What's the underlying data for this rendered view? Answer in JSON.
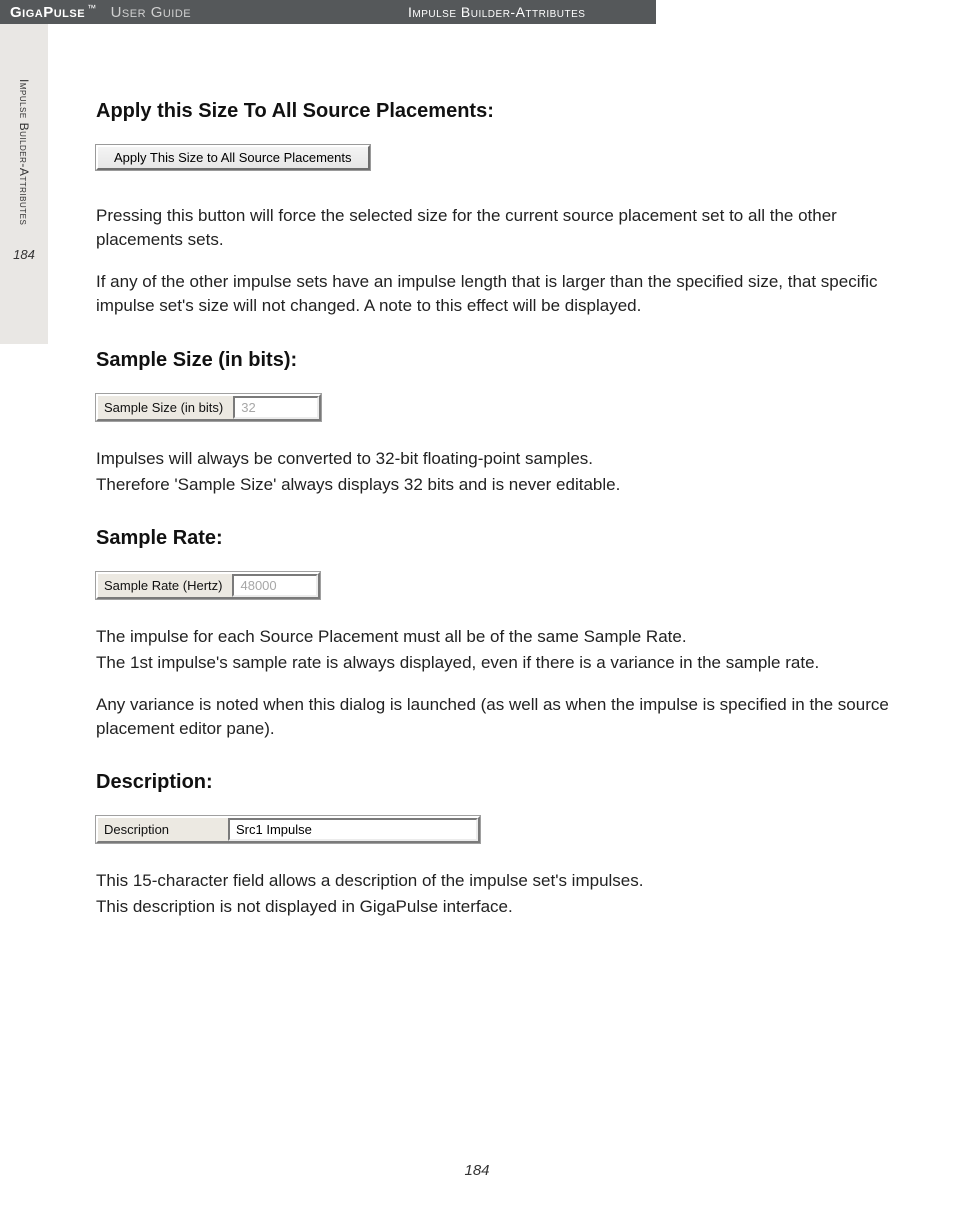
{
  "header": {
    "brand": "GigaPulse",
    "tm": "™",
    "guide": "User Guide",
    "breadcrumb": "Impulse Builder-Attributes"
  },
  "sidebar": {
    "section": "Impulse Builder-Attributes",
    "page": "184"
  },
  "sections": {
    "apply": {
      "heading": "Apply this Size To All Source Placements:",
      "button_label": "Apply This Size to All Source Placements",
      "para1": "Pressing this button will force the selected size for the current source placement set to all the other placements sets.",
      "para2": "If any of the other impulse sets have an impulse length that is larger than the specified size, that specific impulse set's size will not changed.  A note to this effect will be displayed."
    },
    "sample_size": {
      "heading": "Sample Size (in bits):",
      "label": "Sample Size (in bits)",
      "value": "32",
      "para1": "Impulses will always be converted to 32-bit floating-point samples.",
      "para2": "Therefore 'Sample Size' always displays 32 bits and is never editable."
    },
    "sample_rate": {
      "heading": "Sample Rate:",
      "label": "Sample Rate (Hertz)",
      "value": "48000",
      "para1": "The impulse for each Source Placement must all be of the same Sample Rate.",
      "para2": "The 1st impulse's sample rate is always displayed, even if there is a variance in the sample rate.",
      "para3": "Any variance is noted when this dialog is launched (as well as when the impulse is specified in the source placement editor pane)."
    },
    "description": {
      "heading": "Description:",
      "label": "Description",
      "value": "Src1 Impulse",
      "para1": "This 15-character field allows a description of the impulse set's impulses.",
      "para2": "This description is not displayed in GigaPulse interface."
    }
  },
  "footer": {
    "page": "184"
  }
}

● ● ● ● ● ● ●

Given exercise
Quote the data exactly, leaving every image out of the copy.

Result for this exercise
What's the underlying data for this rendered view? Answer in JSON.
{
  "header": {
    "brand": "GigaPulse",
    "tm": "™",
    "guide": "User Guide",
    "breadcrumb": "Impulse Builder-Attributes"
  },
  "sidebar": {
    "section": "Impulse Builder-Attributes",
    "page": "184"
  },
  "sections": {
    "apply": {
      "heading": "Apply this Size To All Source Placements:",
      "button_label": "Apply This Size to All Source Placements",
      "para1": "Pressing this button will force the selected size for the current source placement set to all the other placements sets.",
      "para2": "If any of the other impulse sets have an impulse length that is larger than the specified size, that specific impulse set's size will not changed.  A note to this effect will be displayed."
    },
    "sample_size": {
      "heading": "Sample Size (in bits):",
      "label": "Sample Size (in bits)",
      "value": "32",
      "para1": "Impulses will always be converted to 32-bit floating-point samples.",
      "para2": "Therefore 'Sample Size' always displays 32 bits and is never editable."
    },
    "sample_rate": {
      "heading": "Sample Rate:",
      "label": "Sample Rate (Hertz)",
      "value": "48000",
      "para1": "The impulse for each Source Placement must all be of the same Sample Rate.",
      "para2": "The 1st impulse's sample rate is always displayed, even if there is a variance in the sample rate.",
      "para3": "Any variance is noted when this dialog is launched (as well as when the impulse is specified in the source placement editor pane)."
    },
    "description": {
      "heading": "Description:",
      "label": "Description",
      "value": "Src1 Impulse",
      "para1": "This 15-character field allows a description of the impulse set's impulses.",
      "para2": "This description is not displayed in GigaPulse interface."
    }
  },
  "footer": {
    "page": "184"
  }
}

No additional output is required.